● TO BE DONE
Images embedded in the records are excluded; print everything else exactly as given.

--- start of RECORDS PROVIDED ---

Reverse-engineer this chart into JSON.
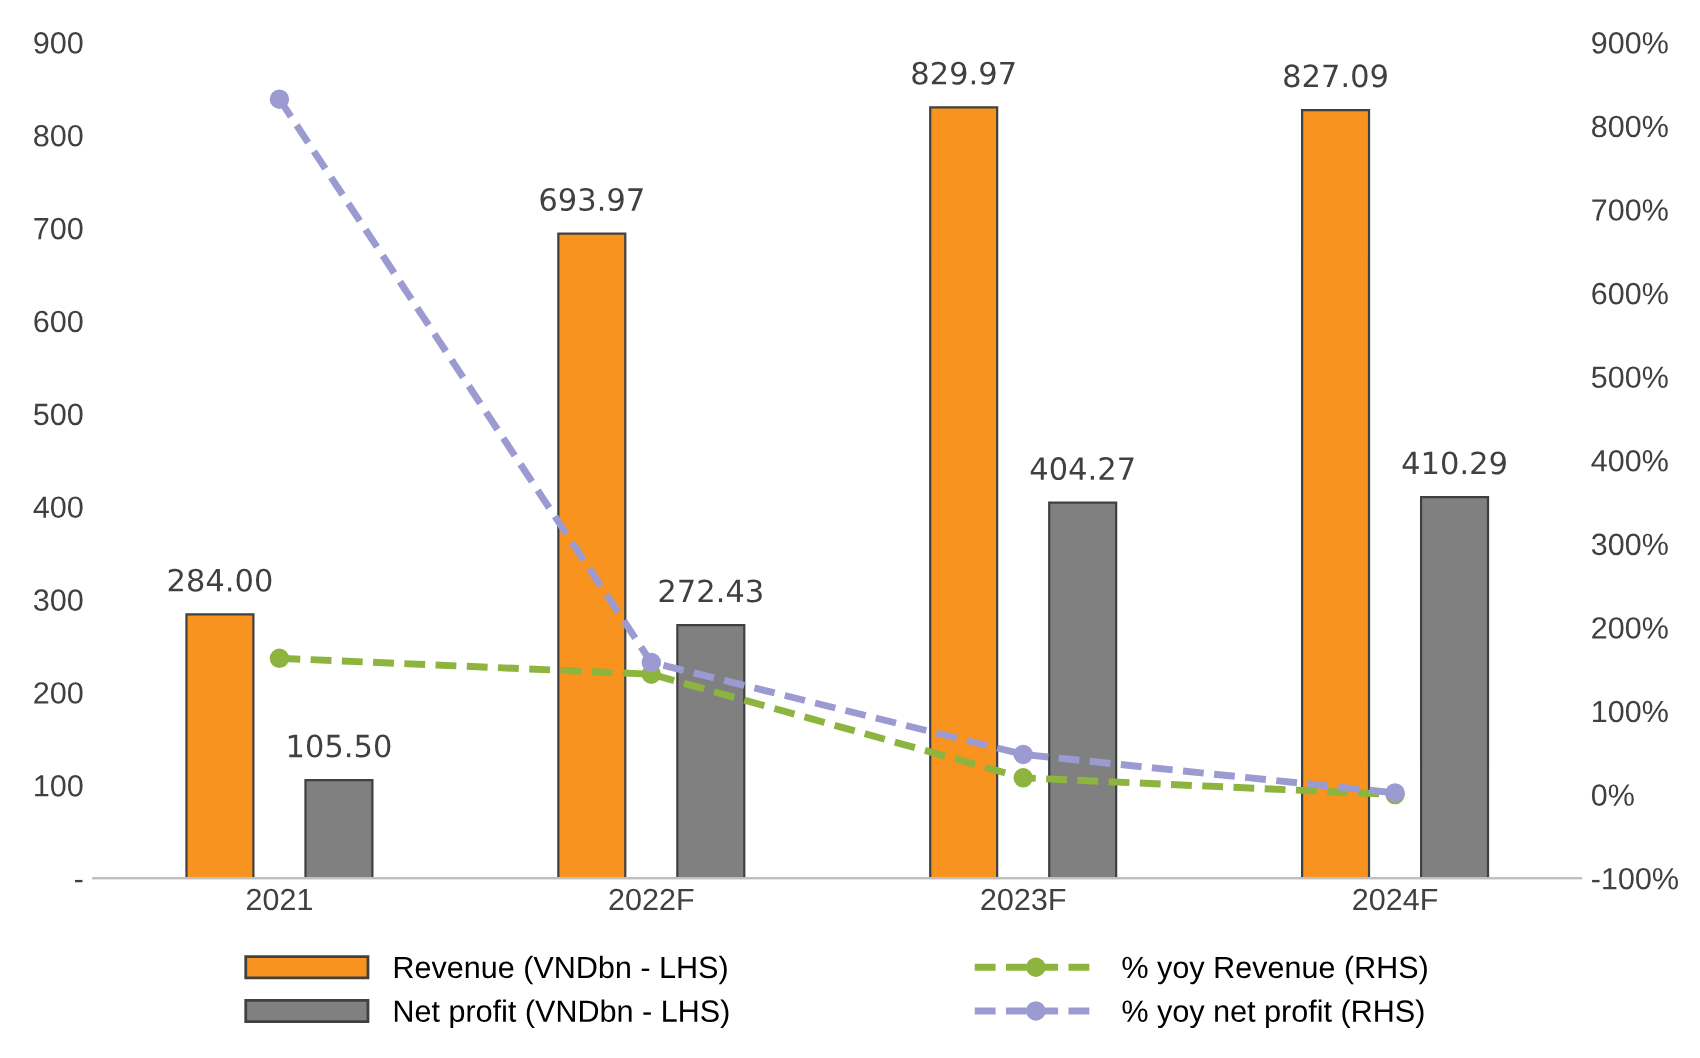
{
  "chart_data": {
    "type": "bar",
    "categories": [
      "2021",
      "2022F",
      "2023F",
      "2024F"
    ],
    "series": [
      {
        "name": "Revenue (VNDbn - LHS)",
        "color": "#f7931e",
        "values": [
          284.0,
          693.97,
          829.97,
          827.09
        ],
        "value_labels": [
          "284.00",
          "693.97",
          "829.97",
          "827.09"
        ]
      },
      {
        "name": "Net profit (VNDbn - LHS)",
        "color": "#808080",
        "values": [
          105.5,
          272.43,
          404.27,
          410.29
        ],
        "value_labels": [
          "105.50",
          "272.43",
          "404.27",
          "410.29"
        ]
      },
      {
        "name": "% yoy Revenue (RHS)",
        "type": "line",
        "axis": "y2",
        "color": "#8db43e",
        "line_style": "dashed",
        "marker": "circle",
        "values": [
          163,
          144,
          20,
          0
        ]
      },
      {
        "name": "% yoy net profit (RHS)",
        "type": "line",
        "axis": "y2",
        "color": "#9b9bd2",
        "line_style": "dashed",
        "marker": "circle",
        "values": [
          832,
          158,
          48,
          2
        ]
      }
    ],
    "ylim": [
      0,
      900
    ],
    "yticks": [
      {
        "value": 0,
        "label": "-"
      },
      100,
      200,
      300,
      400,
      500,
      600,
      700,
      800,
      900
    ],
    "y2lim": [
      -100,
      900
    ],
    "y2ticks": [
      {
        "value": -100,
        "label": "-100%"
      },
      {
        "value": 0,
        "label": "0%"
      },
      {
        "value": 100,
        "label": "100%"
      },
      {
        "value": 200,
        "label": "200%"
      },
      {
        "value": 300,
        "label": "300%"
      },
      {
        "value": 400,
        "label": "400%"
      },
      {
        "value": 500,
        "label": "500%"
      },
      {
        "value": 600,
        "label": "600%"
      },
      {
        "value": 700,
        "label": "700%"
      },
      {
        "value": 800,
        "label": "800%"
      },
      {
        "value": 900,
        "label": "900%"
      }
    ],
    "grid": false,
    "legend": "bottom"
  }
}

--- end of RECORDS PROVIDED ---

● ANSWER
Reverse-engineer this chart into JSON.
{
  "chart_data": {
    "type": "bar",
    "categories": [
      "2021",
      "2022F",
      "2023F",
      "2024F"
    ],
    "series": [
      {
        "name": "Revenue (VNDbn - LHS)",
        "color": "#f7931e",
        "values": [
          284.0,
          693.97,
          829.97,
          827.09
        ],
        "value_labels": [
          "284.00",
          "693.97",
          "829.97",
          "827.09"
        ]
      },
      {
        "name": "Net profit (VNDbn - LHS)",
        "color": "#808080",
        "values": [
          105.5,
          272.43,
          404.27,
          410.29
        ],
        "value_labels": [
          "105.50",
          "272.43",
          "404.27",
          "410.29"
        ]
      },
      {
        "name": "% yoy Revenue (RHS)",
        "type": "line",
        "axis": "y2",
        "color": "#8db43e",
        "line_style": "dashed",
        "marker": "circle",
        "values": [
          163,
          144,
          20,
          0
        ]
      },
      {
        "name": "% yoy net profit (RHS)",
        "type": "line",
        "axis": "y2",
        "color": "#9b9bd2",
        "line_style": "dashed",
        "marker": "circle",
        "values": [
          832,
          158,
          48,
          2
        ]
      }
    ],
    "ylim": [
      0,
      900
    ],
    "yticks": [
      {
        "value": 0,
        "label": "-"
      },
      100,
      200,
      300,
      400,
      500,
      600,
      700,
      800,
      900
    ],
    "y2lim": [
      -100,
      900
    ],
    "y2ticks": [
      {
        "value": -100,
        "label": "-100%"
      },
      {
        "value": 0,
        "label": "0%"
      },
      {
        "value": 100,
        "label": "100%"
      },
      {
        "value": 200,
        "label": "200%"
      },
      {
        "value": 300,
        "label": "300%"
      },
      {
        "value": 400,
        "label": "400%"
      },
      {
        "value": 500,
        "label": "500%"
      },
      {
        "value": 600,
        "label": "600%"
      },
      {
        "value": 700,
        "label": "700%"
      },
      {
        "value": 800,
        "label": "800%"
      },
      {
        "value": 900,
        "label": "900%"
      }
    ],
    "grid": false,
    "legend": "bottom"
  }
}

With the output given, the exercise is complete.